[Problem]: Find each line with the word "JSON" and copy it.

▬▬▬▬▬▬

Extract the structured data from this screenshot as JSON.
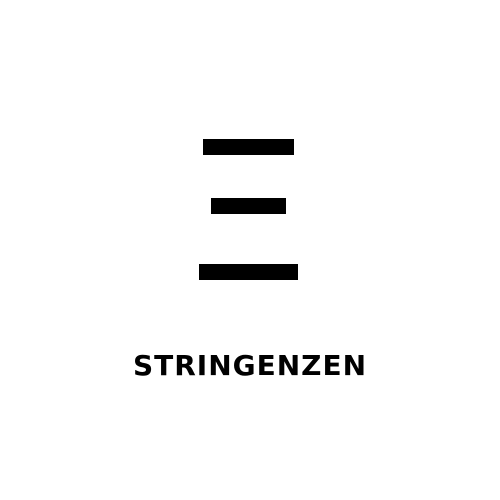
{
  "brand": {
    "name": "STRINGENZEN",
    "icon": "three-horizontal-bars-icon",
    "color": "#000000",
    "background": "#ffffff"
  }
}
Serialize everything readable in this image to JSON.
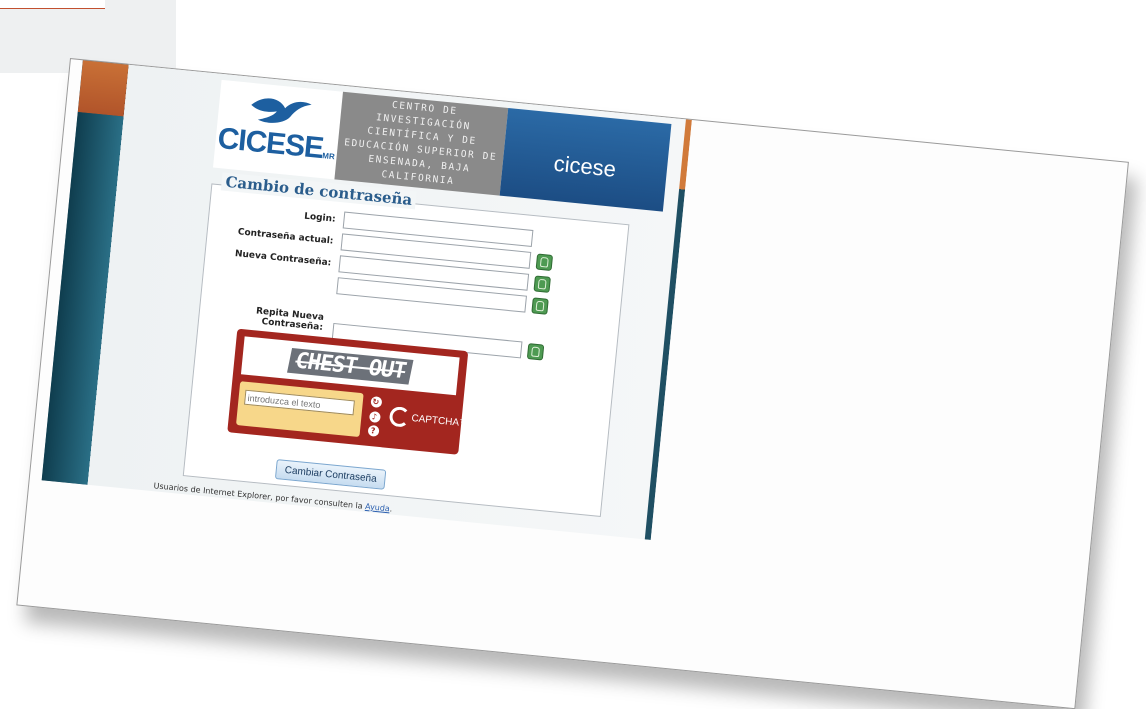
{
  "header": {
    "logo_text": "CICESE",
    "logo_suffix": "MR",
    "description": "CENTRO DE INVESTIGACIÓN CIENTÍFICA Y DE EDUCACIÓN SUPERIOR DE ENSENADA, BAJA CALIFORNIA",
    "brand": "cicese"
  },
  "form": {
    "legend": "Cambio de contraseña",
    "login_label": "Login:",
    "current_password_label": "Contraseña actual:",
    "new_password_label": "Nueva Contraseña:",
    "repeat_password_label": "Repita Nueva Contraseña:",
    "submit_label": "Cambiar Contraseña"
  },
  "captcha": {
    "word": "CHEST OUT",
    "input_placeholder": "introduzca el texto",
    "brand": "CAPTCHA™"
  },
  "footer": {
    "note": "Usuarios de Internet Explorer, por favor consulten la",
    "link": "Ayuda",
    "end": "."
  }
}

▬▬▬▬▬▬

[Response to the task]:
Extract the structured data from this screenshot as JSON.
Serialize everything readable in this image to JSON.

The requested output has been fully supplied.